Say how many lines contain "image"; the answer is the number alone.

(A run of records)
## Begin

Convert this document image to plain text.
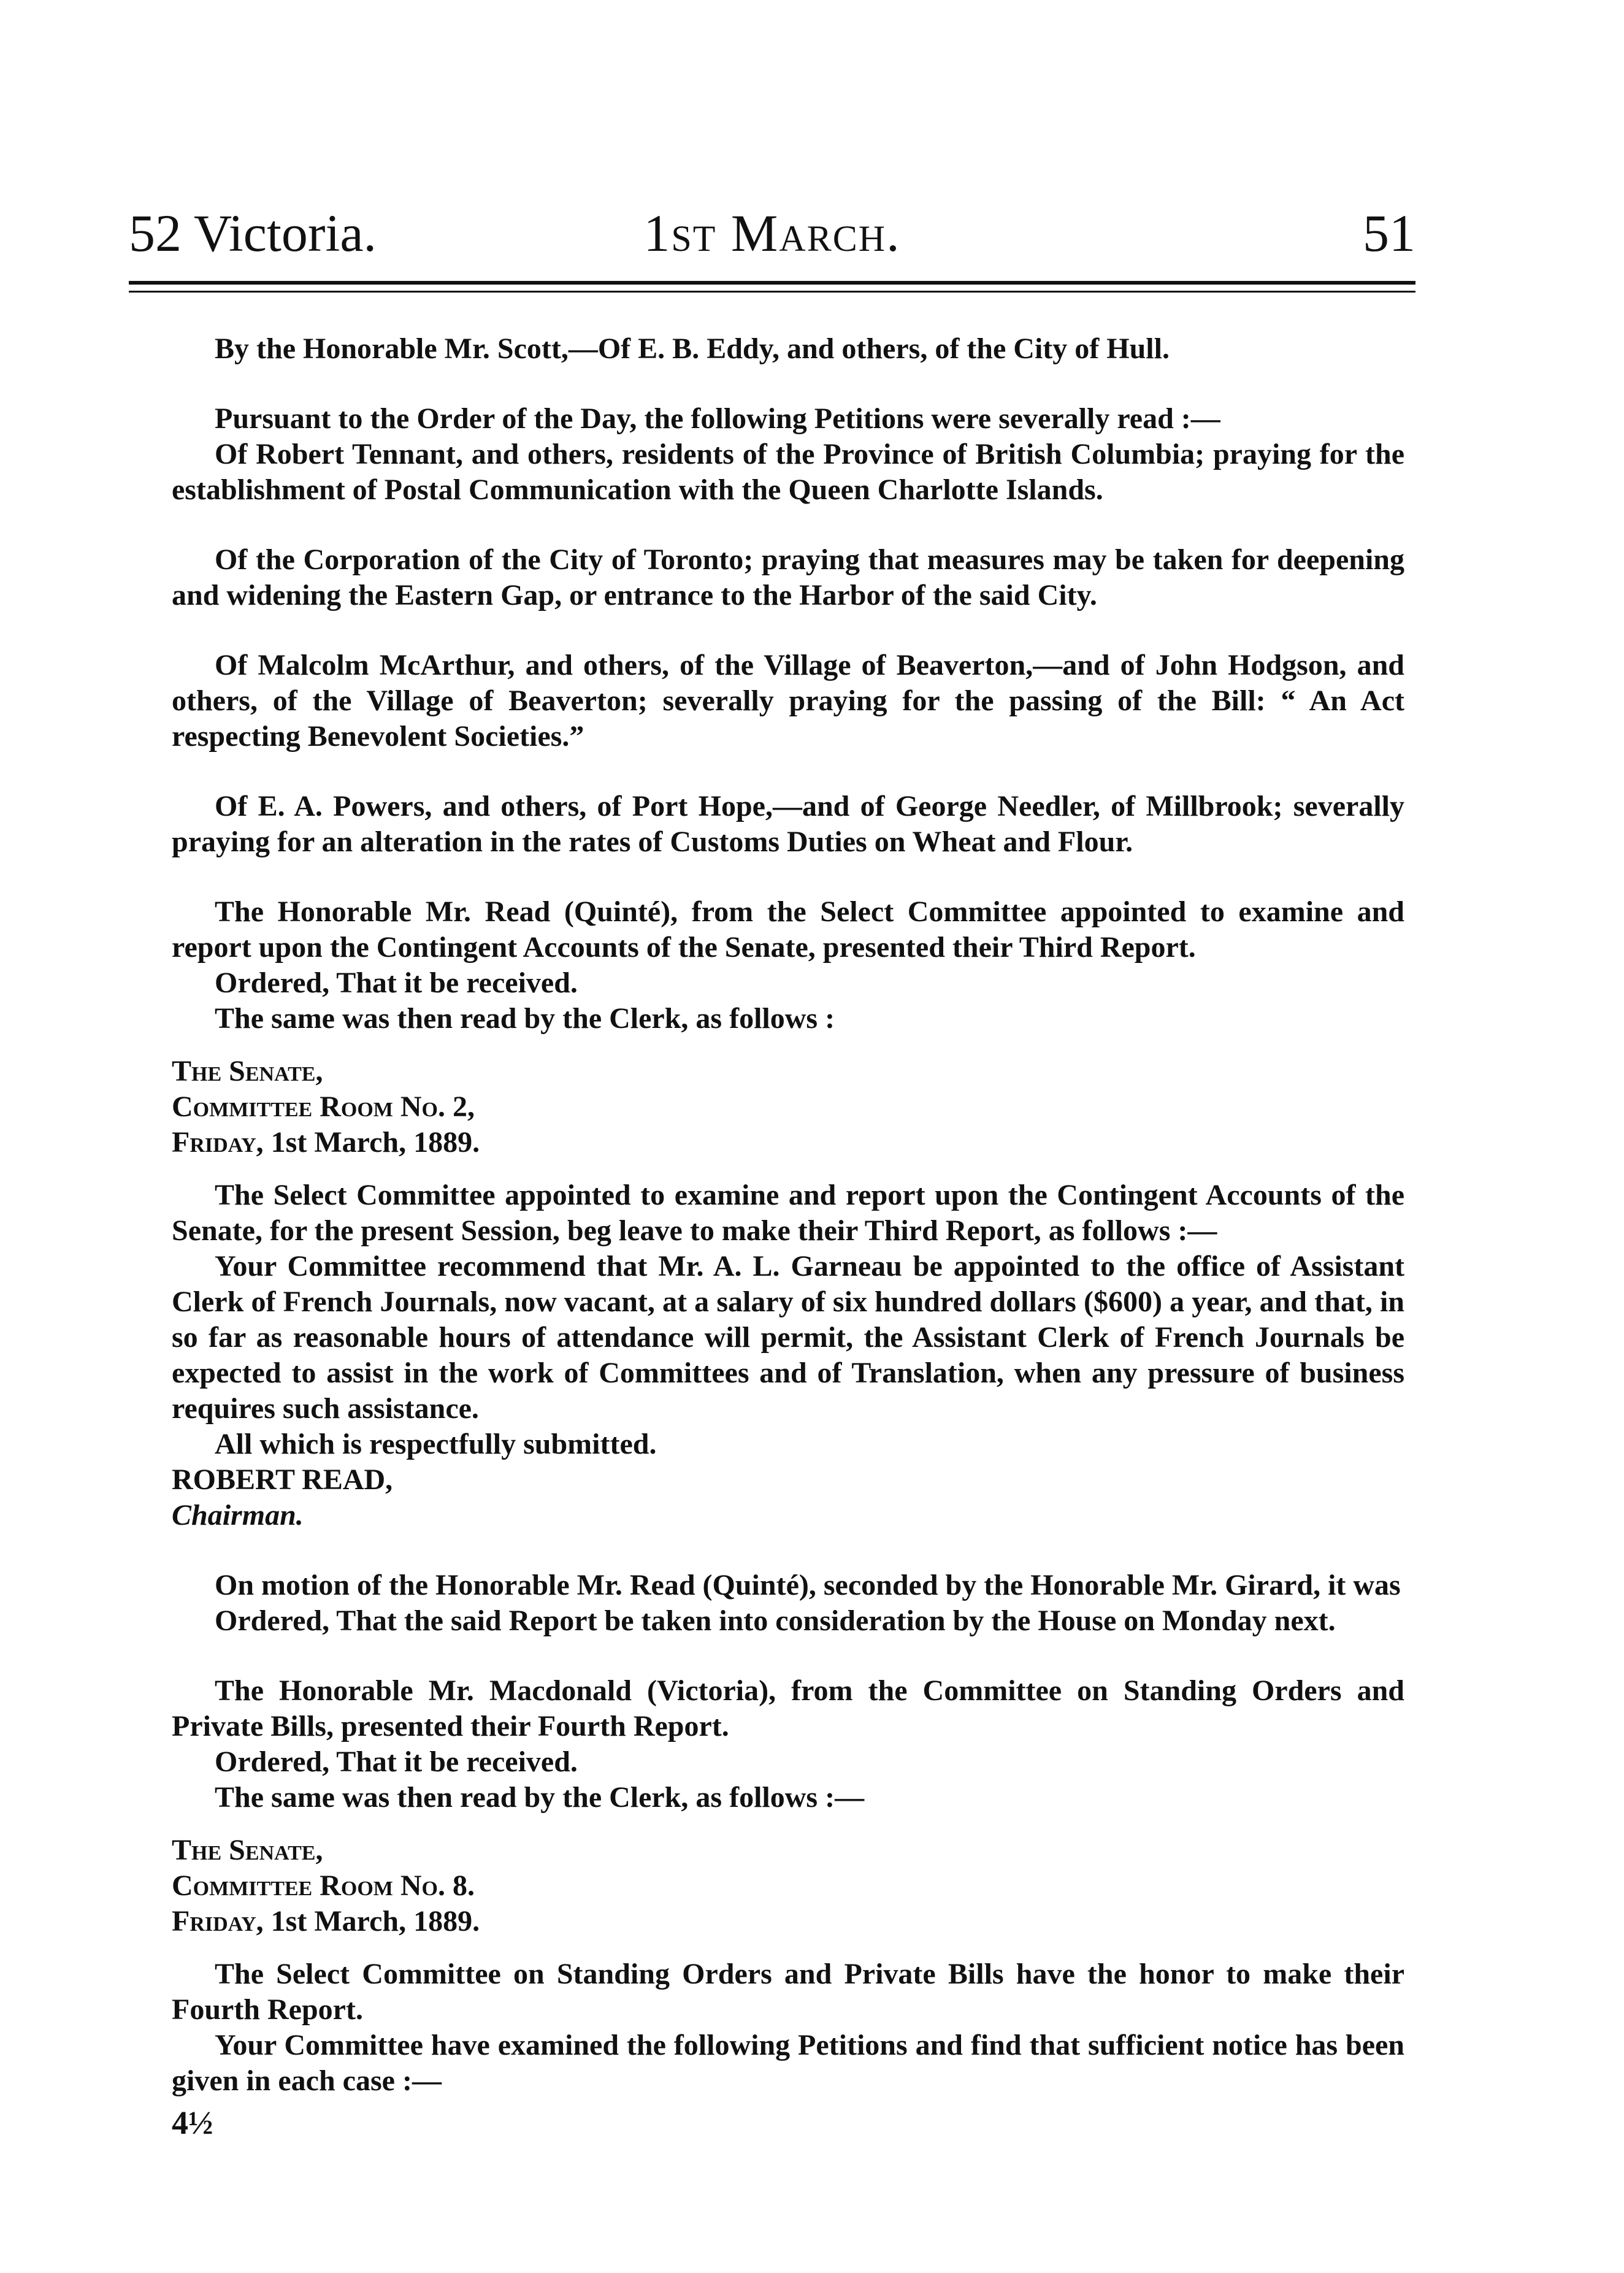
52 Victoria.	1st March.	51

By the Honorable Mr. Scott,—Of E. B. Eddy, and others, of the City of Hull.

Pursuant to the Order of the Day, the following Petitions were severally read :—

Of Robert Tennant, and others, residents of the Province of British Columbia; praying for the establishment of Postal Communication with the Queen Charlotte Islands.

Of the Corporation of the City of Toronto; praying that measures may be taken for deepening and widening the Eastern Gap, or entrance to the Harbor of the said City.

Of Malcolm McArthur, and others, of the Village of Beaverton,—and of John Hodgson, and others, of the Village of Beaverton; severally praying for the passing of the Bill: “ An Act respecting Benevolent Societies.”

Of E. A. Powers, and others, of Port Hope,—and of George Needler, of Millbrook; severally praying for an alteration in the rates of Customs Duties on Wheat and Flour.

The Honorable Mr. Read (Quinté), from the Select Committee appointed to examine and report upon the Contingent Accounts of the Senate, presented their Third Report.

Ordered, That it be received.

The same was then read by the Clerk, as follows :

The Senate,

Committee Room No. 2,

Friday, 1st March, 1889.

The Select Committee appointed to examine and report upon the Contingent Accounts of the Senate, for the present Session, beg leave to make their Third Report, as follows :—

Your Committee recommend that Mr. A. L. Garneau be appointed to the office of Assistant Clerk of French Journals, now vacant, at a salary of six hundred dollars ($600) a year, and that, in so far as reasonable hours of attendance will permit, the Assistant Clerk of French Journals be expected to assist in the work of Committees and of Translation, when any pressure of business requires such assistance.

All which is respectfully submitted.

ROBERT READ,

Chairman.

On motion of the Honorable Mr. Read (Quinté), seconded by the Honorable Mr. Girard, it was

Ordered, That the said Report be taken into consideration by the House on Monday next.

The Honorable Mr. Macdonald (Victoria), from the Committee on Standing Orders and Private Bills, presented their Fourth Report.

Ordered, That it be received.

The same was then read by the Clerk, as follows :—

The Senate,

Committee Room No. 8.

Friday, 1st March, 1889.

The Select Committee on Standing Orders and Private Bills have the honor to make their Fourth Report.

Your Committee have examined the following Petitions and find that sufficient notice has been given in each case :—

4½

## End
## Begin

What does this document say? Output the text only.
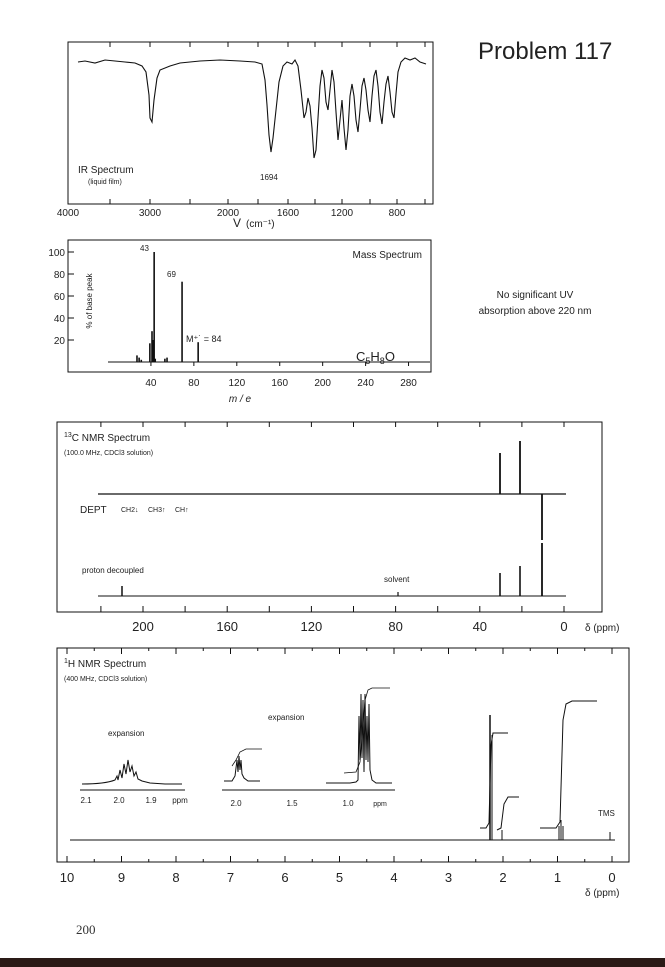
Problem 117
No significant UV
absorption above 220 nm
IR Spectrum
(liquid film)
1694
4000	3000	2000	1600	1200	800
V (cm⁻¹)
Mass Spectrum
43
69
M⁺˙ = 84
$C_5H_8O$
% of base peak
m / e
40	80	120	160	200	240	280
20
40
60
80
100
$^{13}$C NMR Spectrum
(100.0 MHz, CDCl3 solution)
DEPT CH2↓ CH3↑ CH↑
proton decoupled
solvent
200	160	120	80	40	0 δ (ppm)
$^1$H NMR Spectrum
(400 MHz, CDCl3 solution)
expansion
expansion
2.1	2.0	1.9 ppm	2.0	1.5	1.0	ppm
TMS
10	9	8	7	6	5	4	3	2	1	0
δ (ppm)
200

## End
## Begin

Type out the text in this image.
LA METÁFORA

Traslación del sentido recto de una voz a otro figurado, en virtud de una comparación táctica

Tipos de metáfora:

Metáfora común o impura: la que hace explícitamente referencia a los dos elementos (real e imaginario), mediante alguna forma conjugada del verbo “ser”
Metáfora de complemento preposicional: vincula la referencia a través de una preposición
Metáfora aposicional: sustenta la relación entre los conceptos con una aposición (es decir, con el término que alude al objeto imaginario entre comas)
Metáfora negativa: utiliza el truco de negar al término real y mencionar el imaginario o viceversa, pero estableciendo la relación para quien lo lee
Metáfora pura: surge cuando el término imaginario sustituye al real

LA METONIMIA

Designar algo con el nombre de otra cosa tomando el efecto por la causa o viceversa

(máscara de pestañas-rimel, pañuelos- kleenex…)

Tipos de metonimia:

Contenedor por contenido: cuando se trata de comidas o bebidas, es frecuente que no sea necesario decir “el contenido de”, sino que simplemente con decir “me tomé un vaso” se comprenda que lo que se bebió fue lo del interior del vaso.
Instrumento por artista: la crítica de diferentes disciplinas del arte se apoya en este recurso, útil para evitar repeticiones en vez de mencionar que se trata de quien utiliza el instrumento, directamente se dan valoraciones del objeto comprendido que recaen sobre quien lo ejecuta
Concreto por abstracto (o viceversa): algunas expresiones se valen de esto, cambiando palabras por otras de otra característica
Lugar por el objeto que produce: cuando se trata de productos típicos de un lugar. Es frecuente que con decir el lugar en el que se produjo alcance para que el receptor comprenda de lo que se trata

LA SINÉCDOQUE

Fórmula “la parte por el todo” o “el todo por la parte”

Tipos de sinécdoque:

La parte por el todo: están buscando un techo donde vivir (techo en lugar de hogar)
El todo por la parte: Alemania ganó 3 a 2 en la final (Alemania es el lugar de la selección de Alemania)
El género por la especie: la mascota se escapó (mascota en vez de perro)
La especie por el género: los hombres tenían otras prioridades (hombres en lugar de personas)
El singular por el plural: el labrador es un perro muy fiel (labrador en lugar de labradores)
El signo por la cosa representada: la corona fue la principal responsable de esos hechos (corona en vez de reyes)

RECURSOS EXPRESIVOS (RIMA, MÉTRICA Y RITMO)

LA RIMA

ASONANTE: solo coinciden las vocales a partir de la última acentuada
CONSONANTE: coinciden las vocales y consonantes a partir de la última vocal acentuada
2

## End

- [Solved problem] 2